__Exercise requirements__. Starting at the beginning of the entries and continuing up to and including the line containing "The main discharge electrodes 104 is", give each line as an item in a numbered list, skipping blank lines and leaving out the pictures.

__Dataset content__.
--

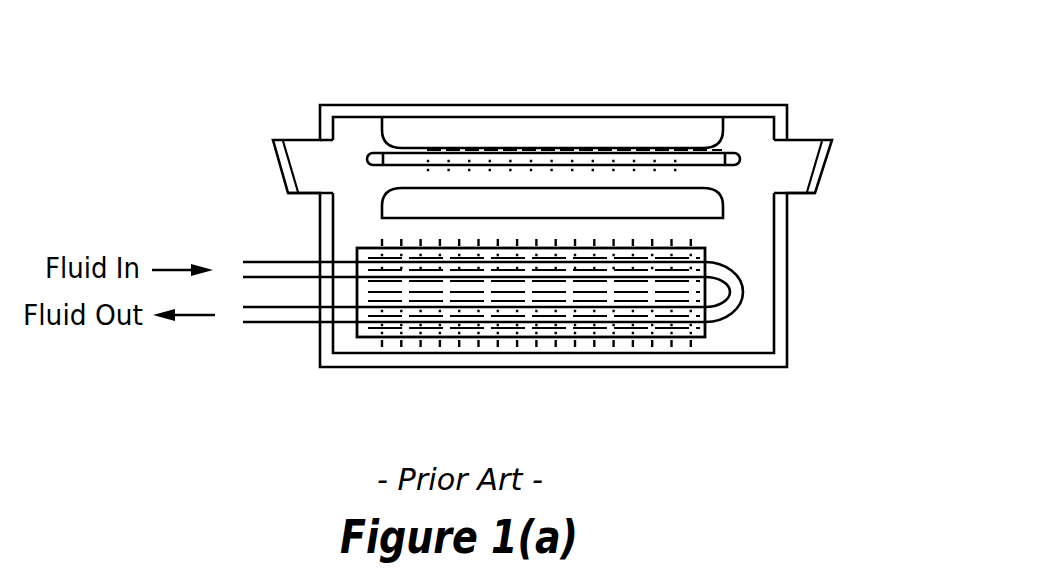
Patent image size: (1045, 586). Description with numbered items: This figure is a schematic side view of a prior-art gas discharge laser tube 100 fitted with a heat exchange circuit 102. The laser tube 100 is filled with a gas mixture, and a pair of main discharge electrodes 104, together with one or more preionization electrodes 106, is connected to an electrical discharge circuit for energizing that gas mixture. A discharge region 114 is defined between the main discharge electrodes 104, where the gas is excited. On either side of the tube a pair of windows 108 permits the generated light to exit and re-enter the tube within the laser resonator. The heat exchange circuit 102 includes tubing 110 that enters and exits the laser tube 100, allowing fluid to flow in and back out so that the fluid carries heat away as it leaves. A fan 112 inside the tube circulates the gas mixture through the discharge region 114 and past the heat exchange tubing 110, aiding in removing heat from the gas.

The gas discharge laser tube 100 is at (792, 60).
The heat exchange circuit 102 is at (743, 282).
The main discharge electrodes 104 is at (595, 207).
The preionization electrodes 106 is at (688, 151).
The windows 108 is at (282, 175).
The tubing 110 is at (280, 323).
The fan 112 is at (680, 323).
The discharge region 114 is at (446, 150).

--

__Finished answer__.
1. Patent image size: (1045, 586). Description with numbered items: This figure is a schematic side view of a prior-art gas discharge laser tube 100 fitted with a heat exchange circuit 102. The laser tube 100 is filled with a gas mixture, and a pair of main discharge electrodes 104, together with one or more preionization electrodes 106, is connected to an electrical discharge circuit for energizing that gas mixture. A discharge region 114 is defined between the main discharge electrodes 104, where the gas is excited. On either side of the tube a pair of windows 108 permits the generated light to exit and re-enter the tube within the laser resonator. The heat exchange circuit 102 includes tubing 110 that enters and exits the laser tube 100, allowing fluid to flow in and back out so that the fluid carries heat away as it leaves. A fan 112 inside the tube circulates the gas mixture through the discharge region 114 and past the heat exchange tubing 110, aiding in removing heat from the gas.
2. The gas discharge laser tube 100 is at (792, 60).
3. The heat exchange circuit 102 is at (743, 282).
4. The main discharge electrodes 104 is at (595, 207).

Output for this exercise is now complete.